**TASK TO COMPLETE:** Output the entry lines below without changes, from the start through the line that contains "phone-frame: Precisión de", inclusive.

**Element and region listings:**
────────────────────────────────────────
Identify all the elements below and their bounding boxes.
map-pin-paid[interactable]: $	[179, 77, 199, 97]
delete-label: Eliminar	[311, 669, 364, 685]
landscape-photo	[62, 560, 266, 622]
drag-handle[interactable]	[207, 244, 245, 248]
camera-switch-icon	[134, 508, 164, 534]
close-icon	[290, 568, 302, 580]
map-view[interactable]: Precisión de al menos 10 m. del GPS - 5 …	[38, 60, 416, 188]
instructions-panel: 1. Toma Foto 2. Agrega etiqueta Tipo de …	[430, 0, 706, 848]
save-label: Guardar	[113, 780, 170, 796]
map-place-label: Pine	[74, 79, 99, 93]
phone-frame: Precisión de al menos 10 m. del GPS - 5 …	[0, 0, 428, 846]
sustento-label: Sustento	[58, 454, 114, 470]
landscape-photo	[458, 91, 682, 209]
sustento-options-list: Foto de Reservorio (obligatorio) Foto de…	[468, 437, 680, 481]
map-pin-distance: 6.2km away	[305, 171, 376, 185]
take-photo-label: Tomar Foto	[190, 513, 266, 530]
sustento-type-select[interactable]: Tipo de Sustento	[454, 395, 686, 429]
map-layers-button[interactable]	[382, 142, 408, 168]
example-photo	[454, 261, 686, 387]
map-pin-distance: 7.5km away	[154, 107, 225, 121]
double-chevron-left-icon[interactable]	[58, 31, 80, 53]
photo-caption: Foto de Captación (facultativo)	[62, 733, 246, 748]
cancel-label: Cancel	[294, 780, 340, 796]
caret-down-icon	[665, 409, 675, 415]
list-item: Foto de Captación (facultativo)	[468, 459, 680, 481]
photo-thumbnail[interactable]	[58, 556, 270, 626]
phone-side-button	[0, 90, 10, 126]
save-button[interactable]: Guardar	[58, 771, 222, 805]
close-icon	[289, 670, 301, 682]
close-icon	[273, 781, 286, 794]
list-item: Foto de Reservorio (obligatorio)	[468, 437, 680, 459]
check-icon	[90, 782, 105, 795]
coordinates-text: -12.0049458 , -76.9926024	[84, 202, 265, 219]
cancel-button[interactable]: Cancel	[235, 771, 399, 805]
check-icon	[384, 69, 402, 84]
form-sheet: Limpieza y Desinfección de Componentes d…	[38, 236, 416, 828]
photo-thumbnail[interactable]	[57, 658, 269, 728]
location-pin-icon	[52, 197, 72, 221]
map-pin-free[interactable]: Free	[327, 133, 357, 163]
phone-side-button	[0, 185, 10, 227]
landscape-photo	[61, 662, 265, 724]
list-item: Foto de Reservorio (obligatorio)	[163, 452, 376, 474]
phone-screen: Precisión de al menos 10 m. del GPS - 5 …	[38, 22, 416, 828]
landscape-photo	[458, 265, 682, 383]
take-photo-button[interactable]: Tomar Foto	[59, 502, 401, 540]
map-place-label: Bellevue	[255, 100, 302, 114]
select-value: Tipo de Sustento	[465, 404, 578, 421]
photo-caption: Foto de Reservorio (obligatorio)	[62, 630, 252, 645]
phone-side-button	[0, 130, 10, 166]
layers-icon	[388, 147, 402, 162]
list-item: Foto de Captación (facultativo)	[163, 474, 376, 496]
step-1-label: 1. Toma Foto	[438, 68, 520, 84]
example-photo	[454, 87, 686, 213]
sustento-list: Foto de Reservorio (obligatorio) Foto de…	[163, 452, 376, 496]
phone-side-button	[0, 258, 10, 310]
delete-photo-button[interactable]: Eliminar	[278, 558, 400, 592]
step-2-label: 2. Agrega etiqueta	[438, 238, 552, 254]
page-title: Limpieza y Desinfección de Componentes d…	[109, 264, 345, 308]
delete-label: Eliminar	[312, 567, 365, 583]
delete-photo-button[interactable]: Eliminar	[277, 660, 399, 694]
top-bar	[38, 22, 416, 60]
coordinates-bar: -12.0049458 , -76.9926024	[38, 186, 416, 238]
────────────────────────────────────────
**THE REPLY:**
Identify all the elements below and their bounding boxes.
map-pin-paid[interactable]: $	[179, 77, 199, 97]
delete-label: Eliminar	[311, 669, 364, 685]
landscape-photo	[62, 560, 266, 622]
drag-handle[interactable]	[207, 244, 245, 248]
camera-switch-icon	[134, 508, 164, 534]
close-icon	[290, 568, 302, 580]
map-view[interactable]: Precisión de al menos 10 m. del GPS - 5 …	[38, 60, 416, 188]
instructions-panel: 1. Toma Foto 2. Agrega etiqueta Tipo de …	[430, 0, 706, 848]
save-label: Guardar	[113, 780, 170, 796]
map-place-label: Pine	[74, 79, 99, 93]
phone-frame: Precisión de al menos 10 m. del GPS - 5 …	[0, 0, 428, 846]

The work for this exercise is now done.